Problem statement — Copy the records below exactly, omitting any pictures they contain.

----------------------------------------

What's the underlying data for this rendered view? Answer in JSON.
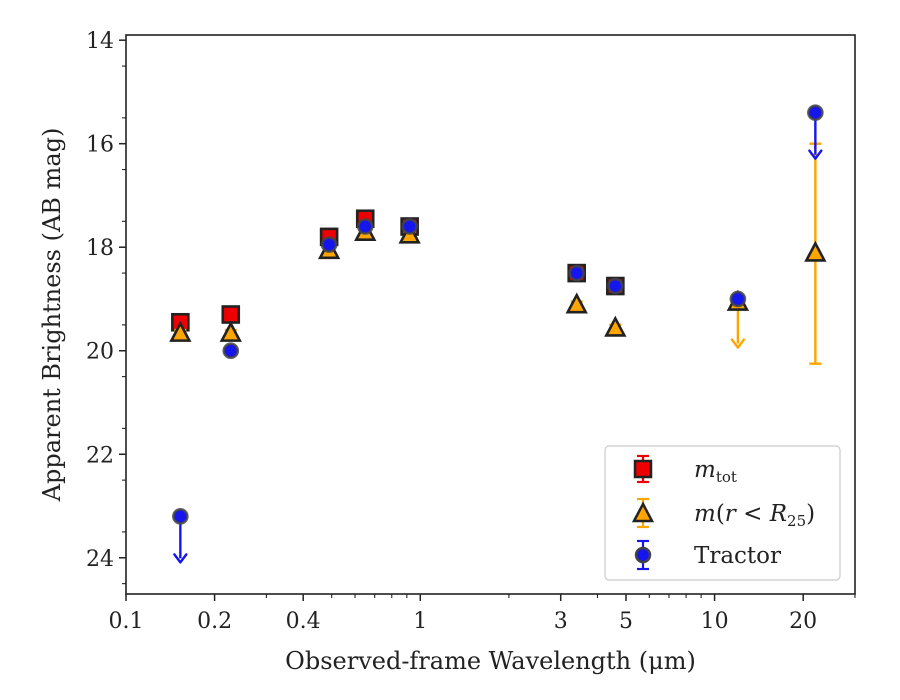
{
  "chart_data": {
    "type": "scatter",
    "xlabel": "Observed-frame Wavelength (μm)",
    "ylabel": "Apparent Brightness (AB mag)",
    "x_scale": "log",
    "y_inverted": true,
    "xlim": [
      0.1,
      30
    ],
    "ylim": [
      24.7,
      13.9
    ],
    "x_ticks": [
      {
        "value": 0.1,
        "label": "0.1"
      },
      {
        "value": 0.2,
        "label": "0.2"
      },
      {
        "value": 0.4,
        "label": "0.4"
      },
      {
        "value": 1,
        "label": "1"
      },
      {
        "value": 3,
        "label": "3"
      },
      {
        "value": 5,
        "label": "5"
      },
      {
        "value": 10,
        "label": "10"
      },
      {
        "value": 20,
        "label": "20"
      }
    ],
    "y_ticks": [
      {
        "value": 14,
        "label": "14"
      },
      {
        "value": 16,
        "label": "16"
      },
      {
        "value": 18,
        "label": "18"
      },
      {
        "value": 20,
        "label": "20"
      },
      {
        "value": 22,
        "label": "22"
      },
      {
        "value": 24,
        "label": "24"
      }
    ],
    "grid": false,
    "legend": "lower-right",
    "series": [
      {
        "key": "mtot",
        "legend_label": "m_tot",
        "marker": "square",
        "color": "#ee0000",
        "edge_color": "#222222",
        "points": [
          {
            "x": 0.153,
            "y": 19.45,
            "err": 0.1
          },
          {
            "x": 0.227,
            "y": 19.3,
            "err": 0.1
          },
          {
            "x": 0.49,
            "y": 17.8,
            "err": 0.1
          },
          {
            "x": 0.65,
            "y": 17.45,
            "err": 0.1
          },
          {
            "x": 0.92,
            "y": 17.6,
            "err": 0.1
          },
          {
            "x": 3.4,
            "y": 18.5,
            "err": 0.1
          },
          {
            "x": 4.6,
            "y": 18.75,
            "err": 0.1
          }
        ]
      },
      {
        "key": "mr25",
        "legend_label": "m(r<R25)",
        "marker": "triangle",
        "color": "#ffa500",
        "edge_color": "#222222",
        "points": [
          {
            "x": 0.153,
            "y": 19.65,
            "err": 0.05
          },
          {
            "x": 0.227,
            "y": 19.65,
            "err": 0.05
          },
          {
            "x": 0.49,
            "y": 18.05,
            "err": 0.05
          },
          {
            "x": 0.65,
            "y": 17.7,
            "err": 0.05
          },
          {
            "x": 0.92,
            "y": 17.75,
            "err": 0.05
          },
          {
            "x": 3.4,
            "y": 19.1,
            "err": 0.05
          },
          {
            "x": 4.6,
            "y": 19.55,
            "err": 0.05
          },
          {
            "x": 12.0,
            "y": 19.05,
            "upper_limit": true
          },
          {
            "x": 22.0,
            "y": 18.1,
            "err_low": 2.15,
            "err_high": 2.1
          }
        ]
      },
      {
        "key": "tractor",
        "legend_label": "Tractor",
        "marker": "circle",
        "color": "#1515ee",
        "edge_color": "#444444",
        "points": [
          {
            "x": 0.153,
            "y": 23.2,
            "upper_limit": true
          },
          {
            "x": 0.227,
            "y": 20.0,
            "err": 0.05
          },
          {
            "x": 0.49,
            "y": 17.95,
            "err": 0.05
          },
          {
            "x": 0.65,
            "y": 17.6,
            "err": 0.05
          },
          {
            "x": 0.92,
            "y": 17.6,
            "err": 0.05
          },
          {
            "x": 3.4,
            "y": 18.5,
            "err": 0.05
          },
          {
            "x": 4.6,
            "y": 18.75,
            "err": 0.05
          },
          {
            "x": 12.0,
            "y": 19.0,
            "err": 0.05
          },
          {
            "x": 22.0,
            "y": 15.4,
            "upper_limit": true
          }
        ]
      }
    ]
  }
}
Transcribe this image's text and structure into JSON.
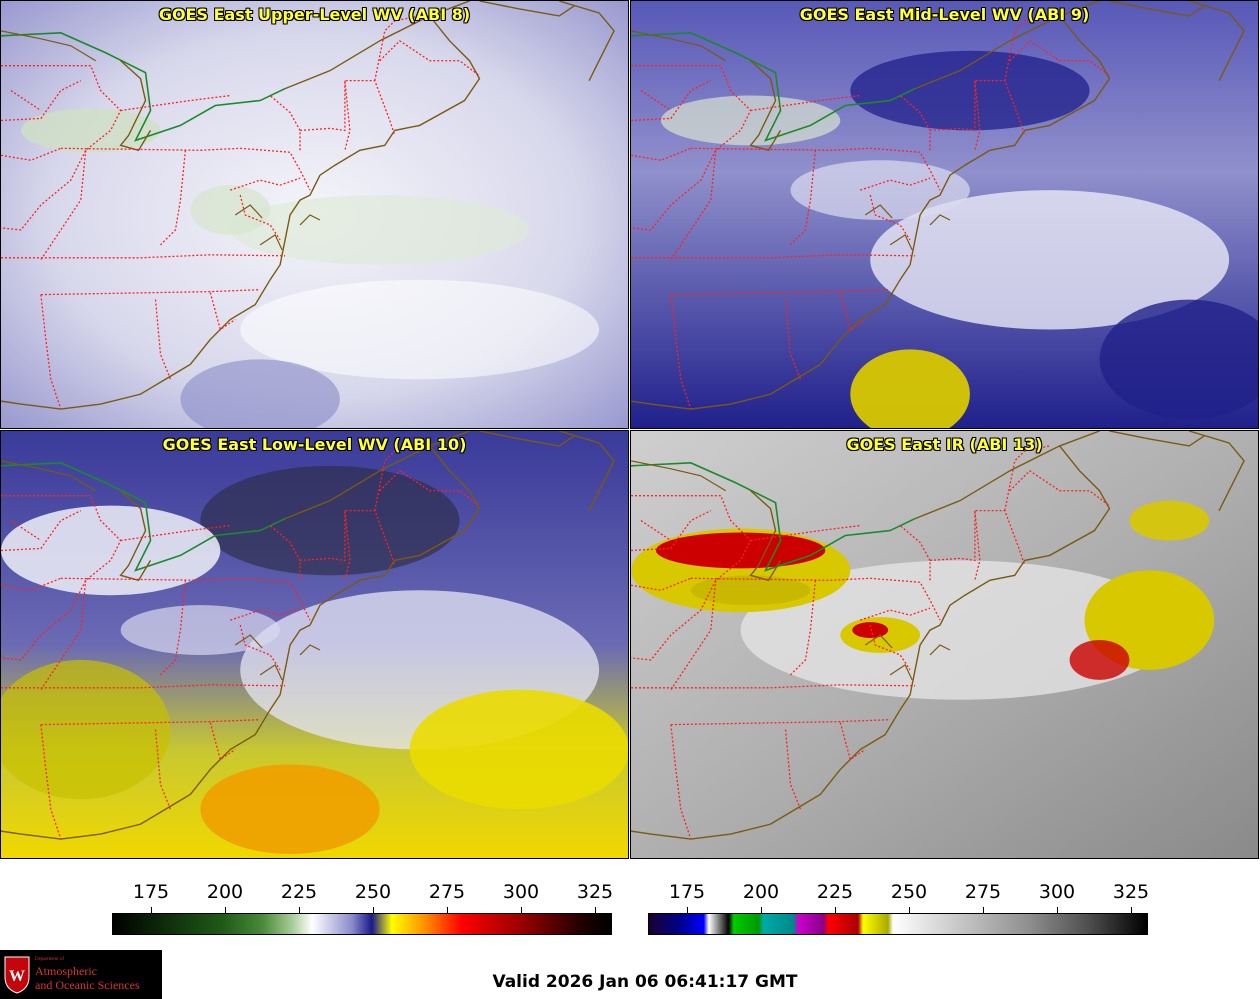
{
  "panels": [
    {
      "id": "p1",
      "title": "GOES East Upper-Level WV (ABI 8)"
    },
    {
      "id": "p2",
      "title": "GOES East Mid-Level WV (ABI 9)"
    },
    {
      "id": "p3",
      "title": "GOES East Low-Level WV (ABI 10)"
    },
    {
      "id": "p4",
      "title": "GOES East IR (ABI 13)"
    }
  ],
  "colorbars": {
    "wv": {
      "ticks": [
        "175",
        "200",
        "225",
        "250",
        "275",
        "300",
        "325"
      ]
    },
    "ir": {
      "ticks": [
        "175",
        "200",
        "225",
        "250",
        "275",
        "300",
        "325"
      ]
    }
  },
  "logo": {
    "dept_label": "Department of",
    "line1": "Atmospheric",
    "line2": "and Oceanic Sciences"
  },
  "valid_time": "Valid 2026 Jan 06 06:41:17 GMT",
  "colors": {
    "title_text": "#ffff3a",
    "state_borders": "#ff2020",
    "coastline": "#7a5a10",
    "international_border": "#1a8a2a"
  }
}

----------------------------------------

Result of the exercise —
What's the underlying data for this rendered view? Answer in JSON.
{
  "chart_data": {
    "type": "scatter",
    "xlabel": "Observed-frame Wavelength (μm)",
    "ylabel": "Apparent Brightness (AB mag)",
    "x_scale": "log",
    "y_inverted": true,
    "xlim": [
      0.1,
      30
    ],
    "ylim": [
      24.7,
      13.9
    ],
    "x_ticks": [
      {
        "value": 0.1,
        "label": "0.1"
      },
      {
        "value": 0.2,
        "label": "0.2"
      },
      {
        "value": 0.4,
        "label": "0.4"
      },
      {
        "value": 1,
        "label": "1"
      },
      {
        "value": 3,
        "label": "3"
      },
      {
        "value": 5,
        "label": "5"
      },
      {
        "value": 10,
        "label": "10"
      },
      {
        "value": 20,
        "label": "20"
      }
    ],
    "y_ticks": [
      {
        "value": 14,
        "label": "14"
      },
      {
        "value": 16,
        "label": "16"
      },
      {
        "value": 18,
        "label": "18"
      },
      {
        "value": 20,
        "label": "20"
      },
      {
        "value": 22,
        "label": "22"
      },
      {
        "value": 24,
        "label": "24"
      }
    ],
    "grid": false,
    "legend": "lower-right",
    "series": [
      {
        "key": "mtot",
        "legend_label": "m_tot",
        "marker": "square",
        "color": "#ee0000",
        "edge_color": "#222222",
        "points": [
          {
            "x": 0.153,
            "y": 19.45,
            "err": 0.1
          },
          {
            "x": 0.227,
            "y": 19.3,
            "err": 0.1
          },
          {
            "x": 0.49,
            "y": 17.8,
            "err": 0.1
          },
          {
            "x": 0.65,
            "y": 17.45,
            "err": 0.1
          },
          {
            "x": 0.92,
            "y": 17.6,
            "err": 0.1
          },
          {
            "x": 3.4,
            "y": 18.5,
            "err": 0.1
          },
          {
            "x": 4.6,
            "y": 18.75,
            "err": 0.1
          }
        ]
      },
      {
        "key": "mr25",
        "legend_label": "m(r<R25)",
        "marker": "triangle",
        "color": "#ffa500",
        "edge_color": "#222222",
        "points": [
          {
            "x": 0.153,
            "y": 19.65,
            "err": 0.05
          },
          {
            "x": 0.227,
            "y": 19.65,
            "err": 0.05
          },
          {
            "x": 0.49,
            "y": 18.05,
            "err": 0.05
          },
          {
            "x": 0.65,
            "y": 17.7,
            "err": 0.05
          },
          {
            "x": 0.92,
            "y": 17.75,
            "err": 0.05
          },
          {
            "x": 3.4,
            "y": 19.1,
            "err": 0.05
          },
          {
            "x": 4.6,
            "y": 19.55,
            "err": 0.05
          },
          {
            "x": 12.0,
            "y": 19.05,
            "upper_limit": true
          },
          {
            "x": 22.0,
            "y": 18.1,
            "err_low": 2.15,
            "err_high": 2.1
          }
        ]
      },
      {
        "key": "tractor",
        "legend_label": "Tractor",
        "marker": "circle",
        "color": "#1515ee",
        "edge_color": "#444444",
        "points": [
          {
            "x": 0.153,
            "y": 23.2,
            "upper_limit": true
          },
          {
            "x": 0.227,
            "y": 20.0,
            "err": 0.05
          },
          {
            "x": 0.49,
            "y": 17.95,
            "err": 0.05
          },
          {
            "x": 0.65,
            "y": 17.6,
            "err": 0.05
          },
          {
            "x": 0.92,
            "y": 17.6,
            "err": 0.05
          },
          {
            "x": 3.4,
            "y": 18.5,
            "err": 0.05
          },
          {
            "x": 4.6,
            "y": 18.75,
            "err": 0.05
          },
          {
            "x": 12.0,
            "y": 19.0,
            "err": 0.05
          },
          {
            "x": 22.0,
            "y": 15.4,
            "upper_limit": true
          }
        ]
      }
    ]
  }
}
Transcribe this image's text and structure into JSON.
{
  "panels": [
    {
      "id": "p1",
      "title": "GOES East Upper-Level WV (ABI 8)"
    },
    {
      "id": "p2",
      "title": "GOES East Mid-Level WV (ABI 9)"
    },
    {
      "id": "p3",
      "title": "GOES East Low-Level WV (ABI 10)"
    },
    {
      "id": "p4",
      "title": "GOES East IR (ABI 13)"
    }
  ],
  "colorbars": {
    "wv": {
      "ticks": [
        "175",
        "200",
        "225",
        "250",
        "275",
        "300",
        "325"
      ]
    },
    "ir": {
      "ticks": [
        "175",
        "200",
        "225",
        "250",
        "275",
        "300",
        "325"
      ]
    }
  },
  "logo": {
    "dept_label": "Department of",
    "line1": "Atmospheric",
    "line2": "and Oceanic Sciences"
  },
  "valid_time": "Valid 2026 Jan 06 06:41:17 GMT",
  "colors": {
    "title_text": "#ffff3a",
    "state_borders": "#ff2020",
    "coastline": "#7a5a10",
    "international_border": "#1a8a2a"
  }
}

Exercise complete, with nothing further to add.